Ce second billet consacré à la décision Forget c. Procureur général du Québec fait suite à celui portant sur la question de savoir si le départ du demandeur constituait une véritable démission. Nous nous penchons maintenant sur l’évaluation des réclamations du demandeur, qui totalisent près de trois millions de dollars.

De prime abord, le demandeur réclamait une indemnité de 290 000 $, correspondant aux pertes salariales et avantages dus jusqu’à la fin de son contrat. Le Tribunal rappelle que dans le cas d’un contrat à durée déterminée, l’employeur est tenu d’indemniser le salarié pour la totalité de la rémunération et des avantages convenus jusqu’à la fin du contrat. Après analyse, la valeur totale du solde du mandat est de 264 000 $. Toutefois, le Tribunal déduit de cette somme les prestations versées par la CNESST pendant la période concernée, de sorte que la perte salariale réelle équivaut à 209 900 $.
────────
### Les consignes
1/ Pour chaque affirmation sur le billet, répondez par oui ou par non et citez mot pour mot le passage qui tranche : (a) Le demandeur réclamait une indemnité de 290 000 $. (b) Le Tribunal retient une perte salariale réelle de 264 000 $. (c) Les réclamations du demandeur totalisent près de trois millions de dollars.
2/ Recopiez fidèlement le passage du billet qui va de « De prime abord, le » jusqu'à « équivaut à 209 900 $. » inclus.
Ce matériel provient d'une autre source que le billet.
────────
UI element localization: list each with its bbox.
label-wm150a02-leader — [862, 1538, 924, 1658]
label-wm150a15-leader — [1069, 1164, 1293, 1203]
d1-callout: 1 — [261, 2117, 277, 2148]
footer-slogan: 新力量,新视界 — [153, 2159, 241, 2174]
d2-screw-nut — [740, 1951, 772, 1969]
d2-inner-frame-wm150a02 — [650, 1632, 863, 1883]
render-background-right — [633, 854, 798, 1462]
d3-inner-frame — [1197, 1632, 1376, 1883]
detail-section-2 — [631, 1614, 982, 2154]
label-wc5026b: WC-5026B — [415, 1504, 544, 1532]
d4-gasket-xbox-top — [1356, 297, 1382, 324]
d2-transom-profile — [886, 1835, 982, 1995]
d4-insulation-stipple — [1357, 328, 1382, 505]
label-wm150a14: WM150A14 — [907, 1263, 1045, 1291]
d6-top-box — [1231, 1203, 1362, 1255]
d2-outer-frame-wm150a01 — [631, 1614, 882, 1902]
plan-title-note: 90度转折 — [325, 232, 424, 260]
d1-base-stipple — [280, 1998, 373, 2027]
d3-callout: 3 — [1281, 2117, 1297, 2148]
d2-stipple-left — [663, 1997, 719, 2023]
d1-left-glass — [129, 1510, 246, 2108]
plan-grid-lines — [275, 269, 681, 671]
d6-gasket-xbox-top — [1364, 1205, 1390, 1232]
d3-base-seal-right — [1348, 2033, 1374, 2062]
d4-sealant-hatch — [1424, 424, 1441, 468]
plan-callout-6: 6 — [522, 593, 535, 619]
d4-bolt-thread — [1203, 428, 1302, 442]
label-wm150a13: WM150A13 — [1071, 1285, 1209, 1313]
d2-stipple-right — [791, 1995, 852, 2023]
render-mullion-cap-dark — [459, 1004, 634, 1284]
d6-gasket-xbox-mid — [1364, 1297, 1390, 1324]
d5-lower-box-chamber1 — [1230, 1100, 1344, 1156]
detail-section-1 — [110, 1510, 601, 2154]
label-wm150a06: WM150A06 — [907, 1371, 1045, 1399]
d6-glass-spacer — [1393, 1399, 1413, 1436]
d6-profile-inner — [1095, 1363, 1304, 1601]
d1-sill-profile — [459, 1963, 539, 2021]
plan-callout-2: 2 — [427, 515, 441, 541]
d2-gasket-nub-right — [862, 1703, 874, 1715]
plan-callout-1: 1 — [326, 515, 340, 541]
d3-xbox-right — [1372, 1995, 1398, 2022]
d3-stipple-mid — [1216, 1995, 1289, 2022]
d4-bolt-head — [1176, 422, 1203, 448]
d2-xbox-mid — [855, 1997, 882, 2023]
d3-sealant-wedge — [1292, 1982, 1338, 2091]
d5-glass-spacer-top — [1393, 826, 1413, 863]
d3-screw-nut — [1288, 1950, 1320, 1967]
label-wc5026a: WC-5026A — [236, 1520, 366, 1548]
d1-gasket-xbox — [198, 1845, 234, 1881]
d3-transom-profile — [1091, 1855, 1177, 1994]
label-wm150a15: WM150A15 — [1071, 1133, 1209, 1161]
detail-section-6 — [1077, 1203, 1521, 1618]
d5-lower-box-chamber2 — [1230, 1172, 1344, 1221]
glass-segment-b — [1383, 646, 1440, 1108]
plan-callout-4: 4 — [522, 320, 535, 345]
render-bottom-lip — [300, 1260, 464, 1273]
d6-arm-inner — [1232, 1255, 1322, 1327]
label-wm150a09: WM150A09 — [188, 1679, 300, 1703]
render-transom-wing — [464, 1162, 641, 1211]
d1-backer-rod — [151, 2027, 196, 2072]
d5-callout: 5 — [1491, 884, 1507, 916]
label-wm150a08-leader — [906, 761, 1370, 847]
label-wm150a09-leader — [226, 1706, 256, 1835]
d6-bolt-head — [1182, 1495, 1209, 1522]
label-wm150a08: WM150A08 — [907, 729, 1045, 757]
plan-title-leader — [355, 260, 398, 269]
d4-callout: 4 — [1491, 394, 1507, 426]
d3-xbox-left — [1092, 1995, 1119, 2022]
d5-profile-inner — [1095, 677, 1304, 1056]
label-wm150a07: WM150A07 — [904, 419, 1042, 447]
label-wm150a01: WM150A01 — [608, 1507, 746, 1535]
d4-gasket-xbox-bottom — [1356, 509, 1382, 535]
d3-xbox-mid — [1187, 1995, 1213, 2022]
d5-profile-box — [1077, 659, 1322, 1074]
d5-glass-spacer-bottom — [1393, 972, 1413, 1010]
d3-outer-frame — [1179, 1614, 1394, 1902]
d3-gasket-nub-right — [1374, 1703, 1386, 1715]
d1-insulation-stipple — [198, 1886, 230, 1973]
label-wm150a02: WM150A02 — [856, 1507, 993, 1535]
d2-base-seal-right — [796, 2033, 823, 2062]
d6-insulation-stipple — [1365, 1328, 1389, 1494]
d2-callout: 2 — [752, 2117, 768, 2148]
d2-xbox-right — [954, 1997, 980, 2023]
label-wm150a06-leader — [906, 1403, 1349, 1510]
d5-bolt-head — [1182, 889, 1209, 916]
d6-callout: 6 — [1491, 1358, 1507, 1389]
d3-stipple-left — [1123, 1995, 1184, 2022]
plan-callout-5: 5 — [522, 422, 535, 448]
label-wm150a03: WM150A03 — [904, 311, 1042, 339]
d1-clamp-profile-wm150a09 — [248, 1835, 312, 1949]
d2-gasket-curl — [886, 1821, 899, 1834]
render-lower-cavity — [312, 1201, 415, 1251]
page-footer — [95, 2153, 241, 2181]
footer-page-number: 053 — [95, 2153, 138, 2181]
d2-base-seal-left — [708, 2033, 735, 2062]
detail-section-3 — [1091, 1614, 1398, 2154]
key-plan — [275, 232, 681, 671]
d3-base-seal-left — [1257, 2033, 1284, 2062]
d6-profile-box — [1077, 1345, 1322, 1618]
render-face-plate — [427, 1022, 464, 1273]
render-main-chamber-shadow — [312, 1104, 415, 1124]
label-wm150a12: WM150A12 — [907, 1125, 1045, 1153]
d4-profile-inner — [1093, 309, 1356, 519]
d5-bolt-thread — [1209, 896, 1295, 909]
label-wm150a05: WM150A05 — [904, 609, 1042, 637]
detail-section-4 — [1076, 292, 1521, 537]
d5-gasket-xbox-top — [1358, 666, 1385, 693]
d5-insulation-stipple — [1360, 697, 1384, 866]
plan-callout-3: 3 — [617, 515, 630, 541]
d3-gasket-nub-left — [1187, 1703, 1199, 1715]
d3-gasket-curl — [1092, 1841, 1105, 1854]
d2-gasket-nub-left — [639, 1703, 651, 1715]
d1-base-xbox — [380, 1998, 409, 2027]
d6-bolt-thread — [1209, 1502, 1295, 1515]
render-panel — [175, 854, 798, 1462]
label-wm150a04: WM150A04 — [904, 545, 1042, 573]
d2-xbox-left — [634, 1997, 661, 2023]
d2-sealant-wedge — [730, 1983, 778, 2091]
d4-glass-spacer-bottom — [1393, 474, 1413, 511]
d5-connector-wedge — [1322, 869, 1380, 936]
────────
### Réponses par consigne
1/
(a) Oui : « le demandeur réclamait une indemnité de 290 000 $ ».
(b) Non : « la perte salariale réelle équivaut à 209 900 $ ».
(c) Oui : « qui totalisent près de trois millions de dollars ».

2/
De prime abord, le demandeur réclamait une indemnité de 290 000 $, correspondant aux pertes salariales et avantages dus jusqu’à la fin de son contrat. Le Tribunal rappelle que dans le cas d’un contrat à durée déterminée, l’employeur est tenu d’indemniser le salarié pour la totalité de la rémunération et des avantages convenus jusqu’à la fin du contrat. Après analyse, la valeur totale du solde du mandat est de 264 000 $. Toutefois, le Tribunal déduit de cette somme les prestations versées par la CNESST pendant la période concernée, de sorte que la perte salariale réelle équivaut à 209 900 $.